(begin)
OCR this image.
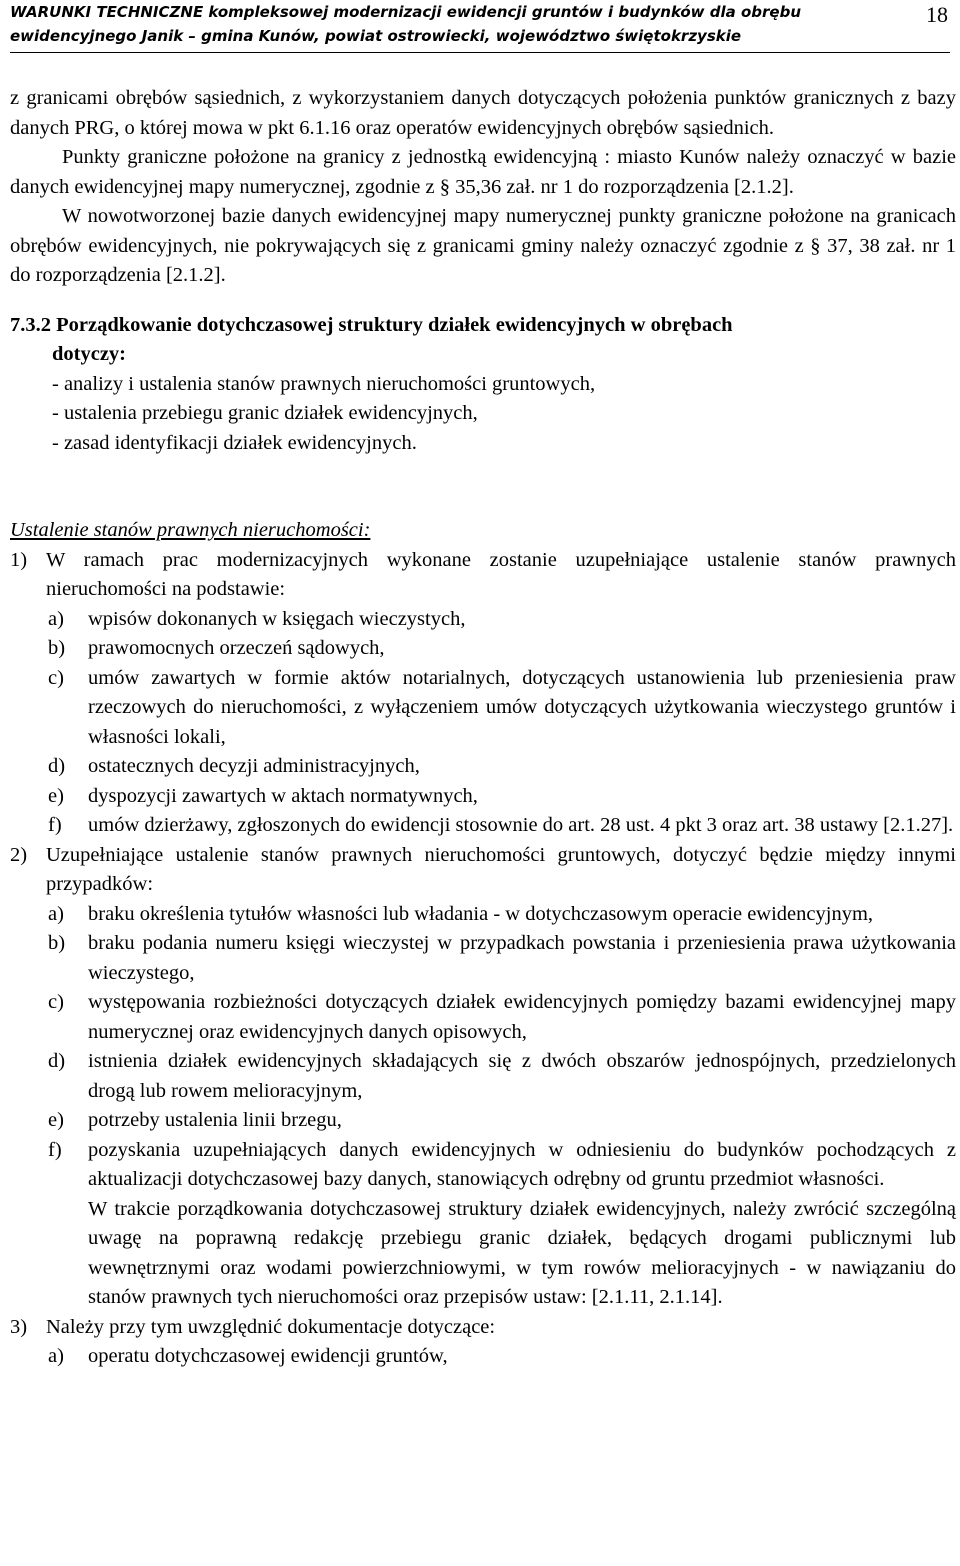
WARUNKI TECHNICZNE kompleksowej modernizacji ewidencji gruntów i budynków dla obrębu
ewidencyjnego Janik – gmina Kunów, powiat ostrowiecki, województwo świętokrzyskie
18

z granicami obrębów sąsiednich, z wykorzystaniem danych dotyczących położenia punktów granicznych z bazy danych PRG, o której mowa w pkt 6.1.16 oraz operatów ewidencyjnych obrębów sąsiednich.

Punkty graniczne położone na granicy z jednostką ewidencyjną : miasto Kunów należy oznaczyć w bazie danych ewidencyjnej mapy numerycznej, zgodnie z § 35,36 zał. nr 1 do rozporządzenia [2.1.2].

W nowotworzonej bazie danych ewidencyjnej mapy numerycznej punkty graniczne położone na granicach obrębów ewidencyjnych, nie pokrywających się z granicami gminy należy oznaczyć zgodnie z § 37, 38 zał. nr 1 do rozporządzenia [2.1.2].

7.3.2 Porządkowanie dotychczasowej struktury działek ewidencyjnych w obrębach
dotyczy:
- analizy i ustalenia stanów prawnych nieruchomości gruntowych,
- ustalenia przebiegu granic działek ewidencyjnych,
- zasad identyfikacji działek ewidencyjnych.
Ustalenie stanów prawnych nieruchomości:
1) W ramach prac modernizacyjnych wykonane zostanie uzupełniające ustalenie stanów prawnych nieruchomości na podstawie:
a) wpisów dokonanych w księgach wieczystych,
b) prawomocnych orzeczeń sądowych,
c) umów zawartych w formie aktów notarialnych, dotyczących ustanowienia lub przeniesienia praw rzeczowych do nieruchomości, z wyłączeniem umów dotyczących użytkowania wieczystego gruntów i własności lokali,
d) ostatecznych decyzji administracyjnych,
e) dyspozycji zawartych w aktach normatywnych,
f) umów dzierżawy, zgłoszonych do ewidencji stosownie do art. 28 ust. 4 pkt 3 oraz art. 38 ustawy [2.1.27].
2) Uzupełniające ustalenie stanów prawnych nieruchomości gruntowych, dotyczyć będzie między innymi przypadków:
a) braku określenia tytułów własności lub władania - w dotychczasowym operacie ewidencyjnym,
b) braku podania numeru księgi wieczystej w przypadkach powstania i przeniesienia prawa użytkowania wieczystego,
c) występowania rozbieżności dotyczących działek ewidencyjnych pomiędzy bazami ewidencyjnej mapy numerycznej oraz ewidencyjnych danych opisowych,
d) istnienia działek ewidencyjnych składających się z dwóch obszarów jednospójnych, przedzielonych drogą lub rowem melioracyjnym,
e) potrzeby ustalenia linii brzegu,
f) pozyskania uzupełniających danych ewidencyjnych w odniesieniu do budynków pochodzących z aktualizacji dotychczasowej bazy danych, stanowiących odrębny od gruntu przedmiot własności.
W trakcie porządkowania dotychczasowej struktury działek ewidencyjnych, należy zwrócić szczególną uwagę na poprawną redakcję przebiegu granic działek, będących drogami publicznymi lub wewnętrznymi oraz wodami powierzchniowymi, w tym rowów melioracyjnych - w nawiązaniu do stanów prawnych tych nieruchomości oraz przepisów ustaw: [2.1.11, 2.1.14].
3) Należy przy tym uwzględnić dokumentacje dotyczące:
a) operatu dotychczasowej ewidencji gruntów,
(end)
(begin)
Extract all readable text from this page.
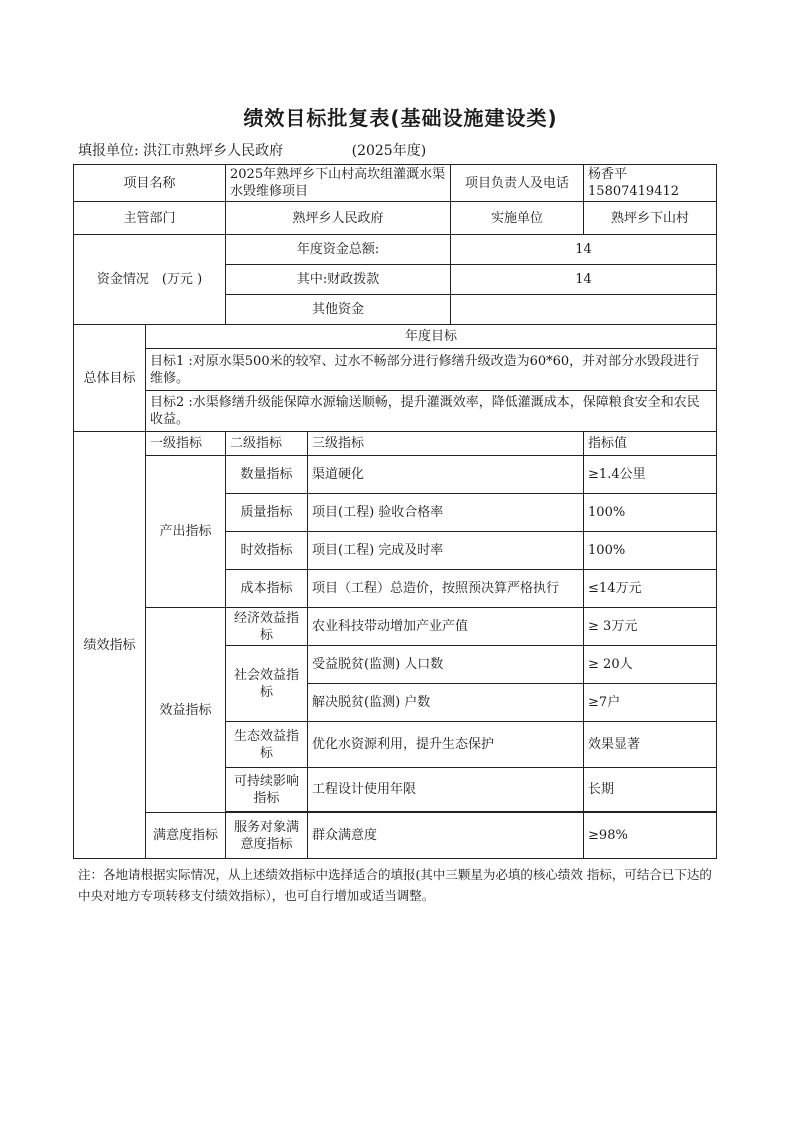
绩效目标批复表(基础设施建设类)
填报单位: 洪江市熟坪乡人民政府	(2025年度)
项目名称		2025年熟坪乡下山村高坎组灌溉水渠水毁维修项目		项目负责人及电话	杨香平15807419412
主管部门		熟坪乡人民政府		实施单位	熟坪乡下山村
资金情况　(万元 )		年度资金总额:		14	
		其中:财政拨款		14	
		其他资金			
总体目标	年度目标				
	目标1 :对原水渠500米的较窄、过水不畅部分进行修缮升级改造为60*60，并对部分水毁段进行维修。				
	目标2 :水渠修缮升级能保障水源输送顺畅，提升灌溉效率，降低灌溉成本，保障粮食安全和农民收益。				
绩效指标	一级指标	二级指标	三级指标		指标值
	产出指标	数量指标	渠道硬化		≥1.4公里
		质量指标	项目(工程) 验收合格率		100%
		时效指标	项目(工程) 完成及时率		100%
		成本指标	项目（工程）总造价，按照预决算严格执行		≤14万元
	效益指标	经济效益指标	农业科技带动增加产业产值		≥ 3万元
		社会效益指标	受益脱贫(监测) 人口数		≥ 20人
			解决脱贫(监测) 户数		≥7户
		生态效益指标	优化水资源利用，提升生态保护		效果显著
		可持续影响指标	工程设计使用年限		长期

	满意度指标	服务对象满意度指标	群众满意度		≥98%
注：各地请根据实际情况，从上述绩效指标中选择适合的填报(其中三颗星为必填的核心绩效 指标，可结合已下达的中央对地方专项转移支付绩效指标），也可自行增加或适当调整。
(end)
### AIM OF THE TASK
Extract each line from the listing that holds the word "braku".

### CORRECT OUTPUT
a) braku określenia tytułów własności lub władania - w dotychczasowym operacie ewidencyjnym,
b) braku podania numeru księgi wieczystej w przypadkach powstania i przeniesienia prawa użytkowania wieczystego,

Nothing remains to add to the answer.